Write out the complete material exactly as it stands.

## Begin Records provided

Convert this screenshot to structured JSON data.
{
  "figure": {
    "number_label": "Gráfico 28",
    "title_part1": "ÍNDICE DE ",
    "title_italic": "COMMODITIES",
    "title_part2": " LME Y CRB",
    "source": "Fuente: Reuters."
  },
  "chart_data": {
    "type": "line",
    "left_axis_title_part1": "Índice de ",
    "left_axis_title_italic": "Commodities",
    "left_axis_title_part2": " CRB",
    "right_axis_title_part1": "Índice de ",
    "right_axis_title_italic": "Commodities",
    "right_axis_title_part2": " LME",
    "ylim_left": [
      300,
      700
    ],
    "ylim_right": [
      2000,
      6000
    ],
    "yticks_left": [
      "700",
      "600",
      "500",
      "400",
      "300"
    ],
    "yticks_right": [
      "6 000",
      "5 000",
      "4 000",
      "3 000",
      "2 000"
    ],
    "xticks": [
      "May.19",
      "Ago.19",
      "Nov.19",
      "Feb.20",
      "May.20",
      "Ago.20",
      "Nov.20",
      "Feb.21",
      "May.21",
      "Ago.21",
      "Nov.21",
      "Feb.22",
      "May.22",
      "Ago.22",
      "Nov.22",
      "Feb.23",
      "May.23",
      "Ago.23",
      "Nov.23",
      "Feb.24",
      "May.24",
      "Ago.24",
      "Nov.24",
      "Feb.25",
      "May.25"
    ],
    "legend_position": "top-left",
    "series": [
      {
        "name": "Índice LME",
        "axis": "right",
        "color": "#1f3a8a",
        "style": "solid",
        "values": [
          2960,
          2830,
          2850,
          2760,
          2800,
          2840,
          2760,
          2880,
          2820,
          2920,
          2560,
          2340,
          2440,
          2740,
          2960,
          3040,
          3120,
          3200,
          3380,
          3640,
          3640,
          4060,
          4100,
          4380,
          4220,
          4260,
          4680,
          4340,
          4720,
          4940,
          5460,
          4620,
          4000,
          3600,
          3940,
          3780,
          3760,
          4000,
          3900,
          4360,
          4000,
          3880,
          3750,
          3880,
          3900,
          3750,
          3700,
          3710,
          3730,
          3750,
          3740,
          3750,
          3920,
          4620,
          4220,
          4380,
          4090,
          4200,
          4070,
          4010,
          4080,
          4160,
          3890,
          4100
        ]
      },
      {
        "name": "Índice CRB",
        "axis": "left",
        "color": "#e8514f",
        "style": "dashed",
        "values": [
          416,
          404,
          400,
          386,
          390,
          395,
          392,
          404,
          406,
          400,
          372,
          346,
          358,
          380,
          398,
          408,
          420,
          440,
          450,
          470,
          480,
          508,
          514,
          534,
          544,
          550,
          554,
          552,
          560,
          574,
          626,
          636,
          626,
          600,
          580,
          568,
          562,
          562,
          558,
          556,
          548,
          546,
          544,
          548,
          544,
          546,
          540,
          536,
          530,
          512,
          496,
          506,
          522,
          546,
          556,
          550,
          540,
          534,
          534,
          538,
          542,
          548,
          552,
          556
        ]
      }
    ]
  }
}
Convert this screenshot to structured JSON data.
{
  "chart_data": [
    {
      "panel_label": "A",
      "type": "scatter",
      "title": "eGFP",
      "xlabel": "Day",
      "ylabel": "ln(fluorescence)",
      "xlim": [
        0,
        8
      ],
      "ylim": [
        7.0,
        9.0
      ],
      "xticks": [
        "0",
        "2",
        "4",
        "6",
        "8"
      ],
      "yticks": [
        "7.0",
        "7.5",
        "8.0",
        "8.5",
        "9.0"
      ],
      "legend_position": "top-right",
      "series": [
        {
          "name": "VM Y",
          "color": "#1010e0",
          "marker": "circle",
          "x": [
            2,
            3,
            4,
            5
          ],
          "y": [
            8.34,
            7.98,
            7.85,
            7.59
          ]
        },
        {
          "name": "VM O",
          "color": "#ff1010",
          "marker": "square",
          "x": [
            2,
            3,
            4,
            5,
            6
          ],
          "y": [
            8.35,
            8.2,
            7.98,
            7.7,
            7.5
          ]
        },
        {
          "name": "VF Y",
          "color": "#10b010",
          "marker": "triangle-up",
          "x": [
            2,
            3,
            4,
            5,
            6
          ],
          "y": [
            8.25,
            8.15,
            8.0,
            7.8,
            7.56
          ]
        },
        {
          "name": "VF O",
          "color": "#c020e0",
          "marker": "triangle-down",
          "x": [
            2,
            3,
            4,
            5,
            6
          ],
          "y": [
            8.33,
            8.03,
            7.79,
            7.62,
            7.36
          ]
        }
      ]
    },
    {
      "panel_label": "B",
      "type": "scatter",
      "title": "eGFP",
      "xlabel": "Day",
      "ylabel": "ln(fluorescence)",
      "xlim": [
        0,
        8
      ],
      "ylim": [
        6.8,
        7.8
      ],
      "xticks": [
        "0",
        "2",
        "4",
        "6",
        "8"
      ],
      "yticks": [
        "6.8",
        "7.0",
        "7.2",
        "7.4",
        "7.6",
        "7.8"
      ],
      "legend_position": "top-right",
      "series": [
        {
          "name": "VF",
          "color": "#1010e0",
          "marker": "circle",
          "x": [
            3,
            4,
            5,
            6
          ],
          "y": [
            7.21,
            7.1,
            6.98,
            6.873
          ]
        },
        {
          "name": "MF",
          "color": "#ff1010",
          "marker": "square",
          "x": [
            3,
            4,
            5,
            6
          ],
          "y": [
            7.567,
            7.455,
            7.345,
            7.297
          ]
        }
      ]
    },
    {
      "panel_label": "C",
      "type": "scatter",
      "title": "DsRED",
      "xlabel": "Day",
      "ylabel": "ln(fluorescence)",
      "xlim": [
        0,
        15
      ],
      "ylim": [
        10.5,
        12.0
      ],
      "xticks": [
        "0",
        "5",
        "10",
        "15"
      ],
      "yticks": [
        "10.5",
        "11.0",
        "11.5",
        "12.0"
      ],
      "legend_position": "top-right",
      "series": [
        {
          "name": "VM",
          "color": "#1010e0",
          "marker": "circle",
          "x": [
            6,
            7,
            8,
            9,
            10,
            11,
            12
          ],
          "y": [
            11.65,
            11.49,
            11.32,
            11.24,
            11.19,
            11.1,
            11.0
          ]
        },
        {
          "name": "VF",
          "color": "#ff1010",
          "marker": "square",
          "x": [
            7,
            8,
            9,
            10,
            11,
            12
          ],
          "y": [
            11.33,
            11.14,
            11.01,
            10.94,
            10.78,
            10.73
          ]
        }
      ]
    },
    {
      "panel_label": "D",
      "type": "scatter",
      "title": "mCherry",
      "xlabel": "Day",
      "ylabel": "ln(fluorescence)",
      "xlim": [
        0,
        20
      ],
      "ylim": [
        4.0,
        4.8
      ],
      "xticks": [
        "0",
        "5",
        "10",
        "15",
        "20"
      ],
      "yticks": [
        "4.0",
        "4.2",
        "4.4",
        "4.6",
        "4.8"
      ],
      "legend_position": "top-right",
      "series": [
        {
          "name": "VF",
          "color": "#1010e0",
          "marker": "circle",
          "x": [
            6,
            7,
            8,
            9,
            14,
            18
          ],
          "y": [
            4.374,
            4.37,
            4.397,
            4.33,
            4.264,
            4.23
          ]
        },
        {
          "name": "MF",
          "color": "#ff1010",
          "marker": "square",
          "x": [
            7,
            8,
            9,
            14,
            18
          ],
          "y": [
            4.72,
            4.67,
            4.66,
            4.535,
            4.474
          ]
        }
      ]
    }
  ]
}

## End Records provided

- **Response to this task**:
Convert this screenshot to structured JSON data.
{
  "figure": {
    "number_label": "Gráfico 28",
    "title_part1": "ÍNDICE DE ",
    "title_italic": "COMMODITIES",
    "title_part2": " LME Y CRB",
    "source": "Fuente: Reuters."
  },
  "chart_data": {
    "type": "line",
    "left_axis_title_part1": "Índice de ",
    "left_axis_title_italic": "Commodities",
    "left_axis_title_part2": " CRB",
    "right_axis_title_part1": "Índice de ",
    "right_axis_title_italic": "Commodities",
    "right_axis_title_part2": " LME",
    "ylim_left": [
      300,
      700
    ],
    "ylim_right": [
      2000,
      6000
    ],
    "yticks_left": [
      "700",
      "600",
      "500",
      "400",
      "300"
    ],
    "yticks_right": [
      "6 000",
      "5 000",
      "4 000",
      "3 000",
      "2 000"
    ],
    "xticks": [
      "May.19",
      "Ago.19",
      "Nov.19",
      "Feb.20",
      "May.20",
      "Ago.20",
      "Nov.20",
      "Feb.21",
      "May.21",
      "Ago.21",
      "Nov.21",
      "Feb.22",
      "May.22",
      "Ago.22",
      "Nov.22",
      "Feb.23",
      "May.23",
      "Ago.23",
      "Nov.23",
      "Feb.24",
      "May.24",
      "Ago.24",
      "Nov.24",
      "Feb.25",
      "May.25"
    ],
    "legend_position": "top-left",
    "series": [
      {
        "name": "Índice LME",
        "axis": "right",
        "color": "#1f3a8a",
        "style": "solid",
        "values": [
          2960,
          2830,
          2850,
          2760,
          2800,
          2840,
          2760,
          2880,
          2820,
          2920,
          2560,
          2340,
          2440,
          2740,
          2960,
          3040,
          3120,
          3200,
          3380,
          3640,
          3640,
          4060,
          4100,
          4380,
          4220,
          4260,
          4680,
          4340,
          4720,
          4940,
          5460,
          4620,
          4000,
          3600,
          3940,
          3780,
          3760,
          4000,
          3900,
          4360,
          4000,
          3880,
          3750,
          3880,
          3900,
          3750,
          3700,
          3710,
          3730,
          3750,
          3740,
          3750,
          3920,
          4620,
          4220,
          4380,
          4090,
          4200,
          4070,
          4010,
          4080,
          4160,
          3890,
          4100
        ]
      },
      {
        "name": "Índice CRB",
        "axis": "left",
        "color": "#e8514f",
        "style": "dashed",
        "values": [
          416,
          404,
          400,
          386,
          390,
          395,
          392,
          404,
          406,
          400,
          372,
          346,
          358,
          380,
          398,
          408,
          420,
          440,
          450,
          470,
          480,
          508,
          514,
          534,
          544,
          550,
          554,
          552,
          560,
          574,
          626,
          636,
          626,
          600,
          580,
          568,
          562,
          562,
          558,
          556,
          548,
          546,
          544,
          548,
          544,
          546,
          540,
          536,
          530,
          512,
          496,
          506,
          522,
          546,
          556,
          550,
          540,
          534,
          534,
          538,
          542,
          548,
          552,
          556
        ]
      }
    ]
  }
}
Convert this screenshot to structured JSON data.
{
  "chart_data": [
    {
      "panel_label": "A",
      "type": "scatter",
      "title": "eGFP",
      "xlabel": "Day",
      "ylabel": "ln(fluorescence)",
      "xlim": [
        0,
        8
      ],
      "ylim": [
        7.0,
        9.0
      ],
      "xticks": [
        "0",
        "2",
        "4",
        "6",
        "8"
      ],
      "yticks": [
        "7.0",
        "7.5",
        "8.0",
        "8.5",
        "9.0"
      ],
      "legend_position": "top-right",
      "series": [
        {
          "name": "VM Y",
          "color": "#1010e0",
          "marker": "circle",
          "x": [
            2,
            3,
            4,
            5
          ],
          "y": [
            8.34,
            7.98,
            7.85,
            7.59
          ]
        },
        {
          "name": "VM O",
          "color": "#ff1010",
          "marker": "square",
          "x": [
            2,
            3,
            4,
            5,
            6
          ],
          "y": [
            8.35,
            8.2,
            7.98,
            7.7,
            7.5
          ]
        },
        {
          "name": "VF Y",
          "color": "#10b010",
          "marker": "triangle-up",
          "x": [
            2,
            3,
            4,
            5,
            6
          ],
          "y": [
            8.25,
            8.15,
            8.0,
            7.8,
            7.56
          ]
        },
        {
          "name": "VF O",
          "color": "#c020e0",
          "marker": "triangle-down",
          "x": [
            2,
            3,
            4,
            5,
            6
          ],
          "y": [
            8.33,
            8.03,
            7.79,
            7.62,
            7.36
          ]
        }
      ]
    },
    {
      "panel_label": "B",
      "type": "scatter",
      "title": "eGFP",
      "xlabel": "Day",
      "ylabel": "ln(fluorescence)",
      "xlim": [
        0,
        8
      ],
      "ylim": [
        6.8,
        7.8
      ],
      "xticks": [
        "0",
        "2",
        "4",
        "6",
        "8"
      ],
      "yticks": [
        "6.8",
        "7.0",
        "7.2",
        "7.4",
        "7.6",
        "7.8"
      ],
      "legend_position": "top-right",
      "series": [
        {
          "name": "VF",
          "color": "#1010e0",
          "marker": "circle",
          "x": [
            3,
            4,
            5,
            6
          ],
          "y": [
            7.21,
            7.1,
            6.98,
            6.873
          ]
        },
        {
          "name": "MF",
          "color": "#ff1010",
          "marker": "square",
          "x": [
            3,
            4,
            5,
            6
          ],
          "y": [
            7.567,
            7.455,
            7.345,
            7.297
          ]
        }
      ]
    },
    {
      "panel_label": "C",
      "type": "scatter",
      "title": "DsRED",
      "xlabel": "Day",
      "ylabel": "ln(fluorescence)",
      "xlim": [
        0,
        15
      ],
      "ylim": [
        10.5,
        12.0
      ],
      "xticks": [
        "0",
        "5",
        "10",
        "15"
      ],
      "yticks": [
        "10.5",
        "11.0",
        "11.5",
        "12.0"
      ],
      "legend_position": "top-right",
      "series": [
        {
          "name": "VM",
          "color": "#1010e0",
          "marker": "circle",
          "x": [
            6,
            7,
            8,
            9,
            10,
            11,
            12
          ],
          "y": [
            11.65,
            11.49,
            11.32,
            11.24,
            11.19,
            11.1,
            11.0
          ]
        },
        {
          "name": "VF",
          "color": "#ff1010",
          "marker": "square",
          "x": [
            7,
            8,
            9,
            10,
            11,
            12
          ],
          "y": [
            11.33,
            11.14,
            11.01,
            10.94,
            10.78,
            10.73
          ]
        }
      ]
    },
    {
      "panel_label": "D",
      "type": "scatter",
      "title": "mCherry",
      "xlabel": "Day",
      "ylabel": "ln(fluorescence)",
      "xlim": [
        0,
        20
      ],
      "ylim": [
        4.0,
        4.8
      ],
      "xticks": [
        "0",
        "5",
        "10",
        "15",
        "20"
      ],
      "yticks": [
        "4.0",
        "4.2",
        "4.4",
        "4.6",
        "4.8"
      ],
      "legend_position": "top-right",
      "series": [
        {
          "name": "VF",
          "color": "#1010e0",
          "marker": "circle",
          "x": [
            6,
            7,
            8,
            9,
            14,
            18
          ],
          "y": [
            4.374,
            4.37,
            4.397,
            4.33,
            4.264,
            4.23
          ]
        },
        {
          "name": "MF",
          "color": "#ff1010",
          "marker": "square",
          "x": [
            7,
            8,
            9,
            14,
            18
          ],
          "y": [
            4.72,
            4.67,
            4.66,
            4.535,
            4.474
          ]
        }
      ]
    }
  ]
}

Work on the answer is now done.